* _Exercise description_
Scan the data for "response" and copy the lines it appears in.

= = =

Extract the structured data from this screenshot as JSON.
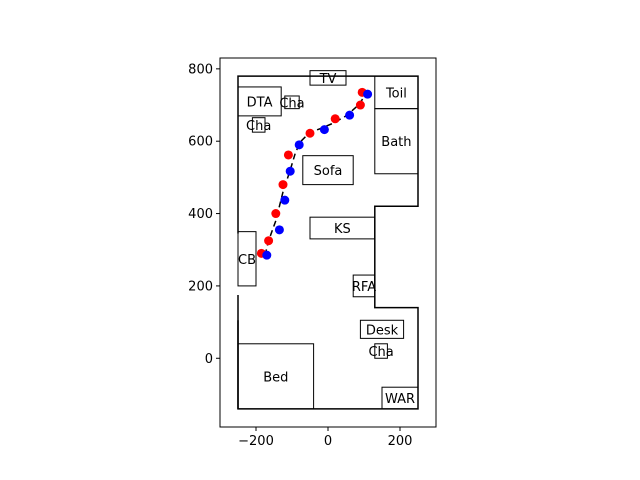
{
  "chart_data": {
    "type": "scatter",
    "title": "",
    "xlabel": "",
    "ylabel": "",
    "xlim": [
      -300,
      300
    ],
    "ylim": [
      -190,
      830
    ],
    "xticks": [
      -200,
      0,
      200
    ],
    "yticks": [
      0,
      200,
      400,
      600,
      800
    ],
    "xtick_labels": [
      "−200",
      "0",
      "200"
    ],
    "ytick_labels": [
      "0",
      "200",
      "400",
      "600",
      "800"
    ],
    "grid": false,
    "walls": [
      [
        [
          -250,
          175
        ],
        [
          -250,
          -140
        ],
        [
          250,
          -140
        ],
        [
          250,
          140
        ],
        [
          130,
          140
        ],
        [
          130,
          420
        ],
        [
          250,
          420
        ],
        [
          250,
          780
        ],
        [
          -250,
          780
        ],
        [
          -250,
          345
        ]
      ],
      [
        [
          -250,
          105
        ],
        [
          -250,
          -140
        ]
      ]
    ],
    "furniture": [
      {
        "label": "TV",
        "x": [
          -50,
          50
        ],
        "y": [
          755,
          795
        ]
      },
      {
        "label": "Toil",
        "x": [
          130,
          250
        ],
        "y": [
          690,
          780
        ]
      },
      {
        "label": "DTA",
        "x": [
          -250,
          -130
        ],
        "y": [
          670,
          750
        ]
      },
      {
        "label": "Cha",
        "x": [
          -120,
          -80
        ],
        "y": [
          690,
          725
        ]
      },
      {
        "label": "Cha",
        "x": [
          -210,
          -175
        ],
        "y": [
          625,
          665
        ]
      },
      {
        "label": "Bath",
        "x": [
          130,
          250
        ],
        "y": [
          510,
          690
        ]
      },
      {
        "label": "Sofa",
        "x": [
          -70,
          70
        ],
        "y": [
          480,
          560
        ]
      },
      {
        "label": "KS",
        "x": [
          -50,
          130
        ],
        "y": [
          330,
          390
        ]
      },
      {
        "label": "CB",
        "x": [
          -250,
          -200
        ],
        "y": [
          200,
          350
        ]
      },
      {
        "label": "RFA",
        "x": [
          70,
          130
        ],
        "y": [
          170,
          230
        ]
      },
      {
        "label": "Desk",
        "x": [
          90,
          210
        ],
        "y": [
          55,
          105
        ]
      },
      {
        "label": "Cha",
        "x": [
          130,
          165
        ],
        "y": [
          0,
          40
        ]
      },
      {
        "label": "Bed",
        "x": [
          -250,
          -40
        ],
        "y": [
          -140,
          40
        ]
      },
      {
        "label": "WAR",
        "x": [
          150,
          250
        ],
        "y": [
          -140,
          -80
        ]
      }
    ],
    "path_line": {
      "color": "#000000",
      "style": "dashed",
      "x": [
        -175,
        -165,
        -145,
        -125,
        -105,
        -90,
        -75,
        -50,
        -20,
        15,
        50,
        85,
        105
      ],
      "y": [
        285,
        325,
        380,
        460,
        520,
        570,
        600,
        625,
        635,
        650,
        670,
        700,
        730
      ]
    },
    "series": [
      {
        "color": "#ff0000",
        "x": [
          -185,
          -165,
          -145,
          -125,
          -110,
          -50,
          20,
          90,
          95
        ],
        "y": [
          290,
          325,
          400,
          480,
          562,
          622,
          662,
          700,
          735
        ]
      },
      {
        "color": "#0000ff",
        "x": [
          -170,
          -135,
          -120,
          -105,
          -80,
          -10,
          60,
          110
        ],
        "y": [
          285,
          355,
          437,
          517,
          590,
          632,
          672,
          730
        ]
      }
    ]
  }
}
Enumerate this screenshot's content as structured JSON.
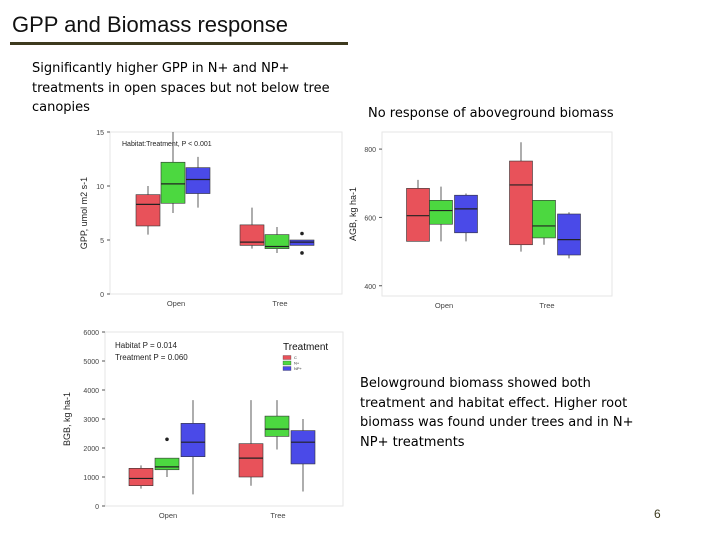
{
  "slide": {
    "title": "GPP and Biomass response",
    "text_gpp": "Significantly higher GPP in N+ and NP+ treatments in open spaces but not below tree canopies",
    "text_agb": "No response of aboveground biomass",
    "text_bgb": "Belowground biomass showed both treatment and habitat effect. Higher root biomass was found under trees and in N+ NP+ treatments",
    "page_number": "6"
  },
  "colors": {
    "C": "#e8525a",
    "N+": "#4cd840",
    "NP+": "#4a4ae8",
    "title_rule": "#3d3a1e"
  },
  "chart_data": [
    {
      "type": "box",
      "annotation": "Habitat:Treatment, P < 0.001",
      "xlabel": "",
      "ylabel": "GPP, umol m2 s-1",
      "ylim": [
        0,
        15
      ],
      "yticks": [
        0,
        5,
        10,
        15
      ],
      "categories": [
        "Open",
        "Tree"
      ],
      "series_names": [
        "C",
        "N+",
        "NP+"
      ],
      "boxes": [
        {
          "category": "Open",
          "treatment": "C",
          "whisker_low": 5.5,
          "q1": 6.3,
          "median": 8.3,
          "q3": 9.2,
          "whisker_high": 10.0
        },
        {
          "category": "Open",
          "treatment": "N+",
          "whisker_low": 7.5,
          "q1": 8.4,
          "median": 10.2,
          "q3": 12.2,
          "whisker_high": 15.0
        },
        {
          "category": "Open",
          "treatment": "NP+",
          "whisker_low": 8.0,
          "q1": 9.3,
          "median": 10.6,
          "q3": 11.7,
          "whisker_high": 12.7
        },
        {
          "category": "Tree",
          "treatment": "C",
          "whisker_low": 4.2,
          "q1": 4.5,
          "median": 4.8,
          "q3": 6.4,
          "whisker_high": 8.0
        },
        {
          "category": "Tree",
          "treatment": "N+",
          "whisker_low": 3.8,
          "q1": 4.2,
          "median": 4.4,
          "q3": 5.5,
          "whisker_high": 6.2
        },
        {
          "category": "Tree",
          "treatment": "NP+",
          "whisker_low": 4.5,
          "q1": 4.5,
          "median": 4.8,
          "q3": 5.0,
          "whisker_high": 5.0,
          "outliers": [
            5.6,
            3.8
          ]
        }
      ]
    },
    {
      "type": "box",
      "annotation": "",
      "xlabel": "",
      "ylabel": "AGB, kg ha-1",
      "ylim": [
        370,
        850
      ],
      "yticks": [
        400,
        600,
        800
      ],
      "categories": [
        "Open",
        "Tree"
      ],
      "series_names": [
        "C",
        "N+",
        "NP+"
      ],
      "boxes": [
        {
          "category": "Open",
          "treatment": "C",
          "whisker_low": 530,
          "q1": 530,
          "median": 605,
          "q3": 685,
          "whisker_high": 710
        },
        {
          "category": "Open",
          "treatment": "N+",
          "whisker_low": 530,
          "q1": 580,
          "median": 620,
          "q3": 650,
          "whisker_high": 690
        },
        {
          "category": "Open",
          "treatment": "NP+",
          "whisker_low": 530,
          "q1": 555,
          "median": 625,
          "q3": 665,
          "whisker_high": 670
        },
        {
          "category": "Tree",
          "treatment": "C",
          "whisker_low": 500,
          "q1": 520,
          "median": 695,
          "q3": 765,
          "whisker_high": 820
        },
        {
          "category": "Tree",
          "treatment": "N+",
          "whisker_low": 520,
          "q1": 540,
          "median": 575,
          "q3": 650,
          "whisker_high": 650
        },
        {
          "category": "Tree",
          "treatment": "NP+",
          "whisker_low": 480,
          "q1": 490,
          "median": 535,
          "q3": 610,
          "whisker_high": 615
        }
      ]
    },
    {
      "type": "box",
      "annotation": "Habitat  P = 0.014",
      "annotation_2": "Treatment  P = 0.060",
      "legend_title": "Treatment",
      "legend_position": "top-right",
      "xlabel": "",
      "ylabel": "BGB, kg ha-1",
      "ylim": [
        0,
        6000
      ],
      "yticks": [
        0,
        1000,
        2000,
        3000,
        4000,
        5000,
        6000
      ],
      "categories": [
        "Open",
        "Tree"
      ],
      "series_names": [
        "C",
        "N+",
        "NP+"
      ],
      "boxes": [
        {
          "category": "Open",
          "treatment": "C",
          "whisker_low": 600,
          "q1": 700,
          "median": 950,
          "q3": 1300,
          "whisker_high": 1400
        },
        {
          "category": "Open",
          "treatment": "N+",
          "whisker_low": 1000,
          "q1": 1250,
          "median": 1350,
          "q3": 1650,
          "whisker_high": 1650,
          "outliers": [
            2300
          ]
        },
        {
          "category": "Open",
          "treatment": "NP+",
          "whisker_low": 400,
          "q1": 1700,
          "median": 2200,
          "q3": 2850,
          "whisker_high": 3650
        },
        {
          "category": "Tree",
          "treatment": "C",
          "whisker_low": 700,
          "q1": 1000,
          "median": 1650,
          "q3": 2150,
          "whisker_high": 3650
        },
        {
          "category": "Tree",
          "treatment": "N+",
          "whisker_low": 1950,
          "q1": 2400,
          "median": 2650,
          "q3": 3100,
          "whisker_high": 3650
        },
        {
          "category": "Tree",
          "treatment": "NP+",
          "whisker_low": 500,
          "q1": 1450,
          "median": 2200,
          "q3": 2600,
          "whisker_high": 3000
        }
      ]
    }
  ]
}
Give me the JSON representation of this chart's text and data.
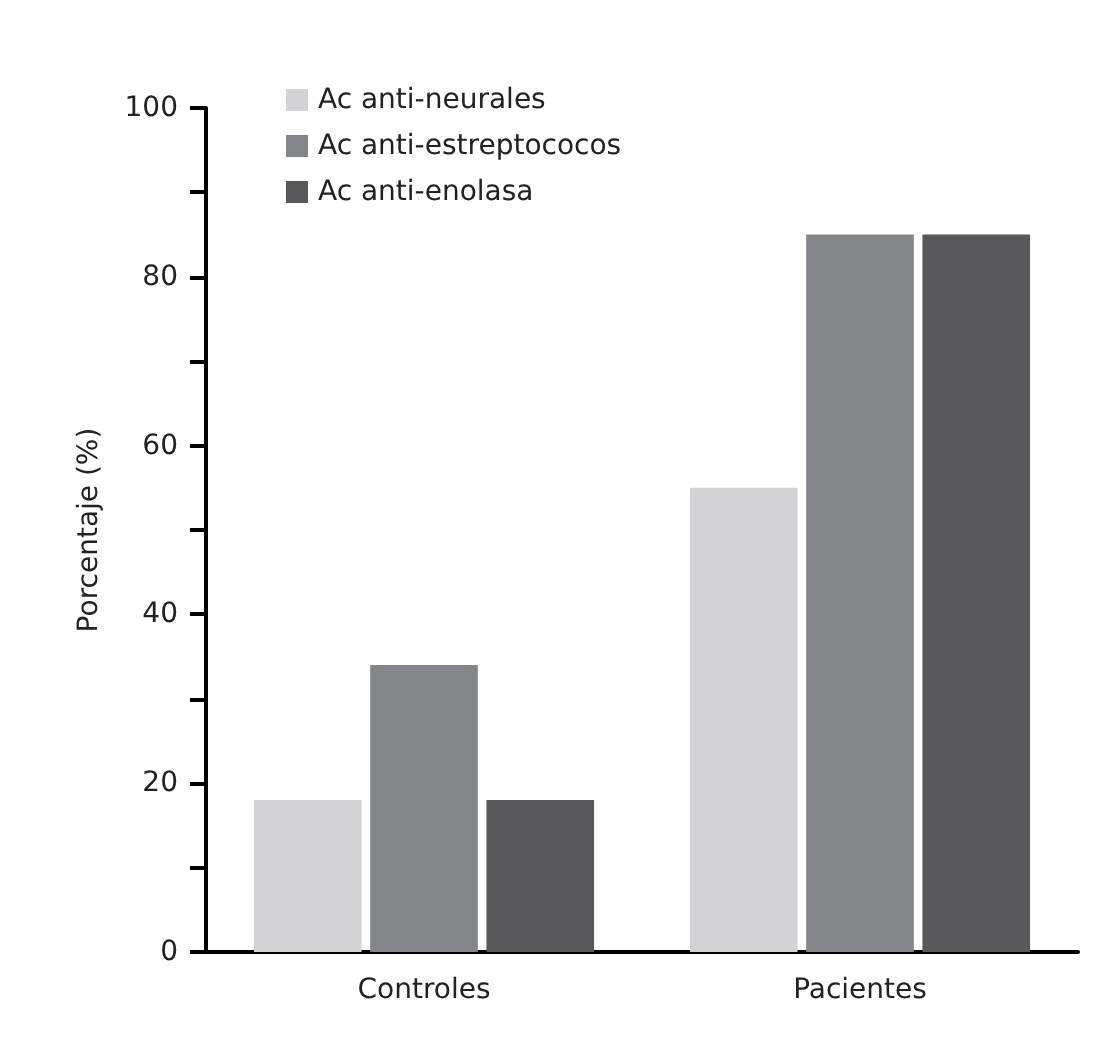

= = =

* _Task answer_
    "title": "GPP and Biomass response",
    "text_agb": "No response of aboveground biomass",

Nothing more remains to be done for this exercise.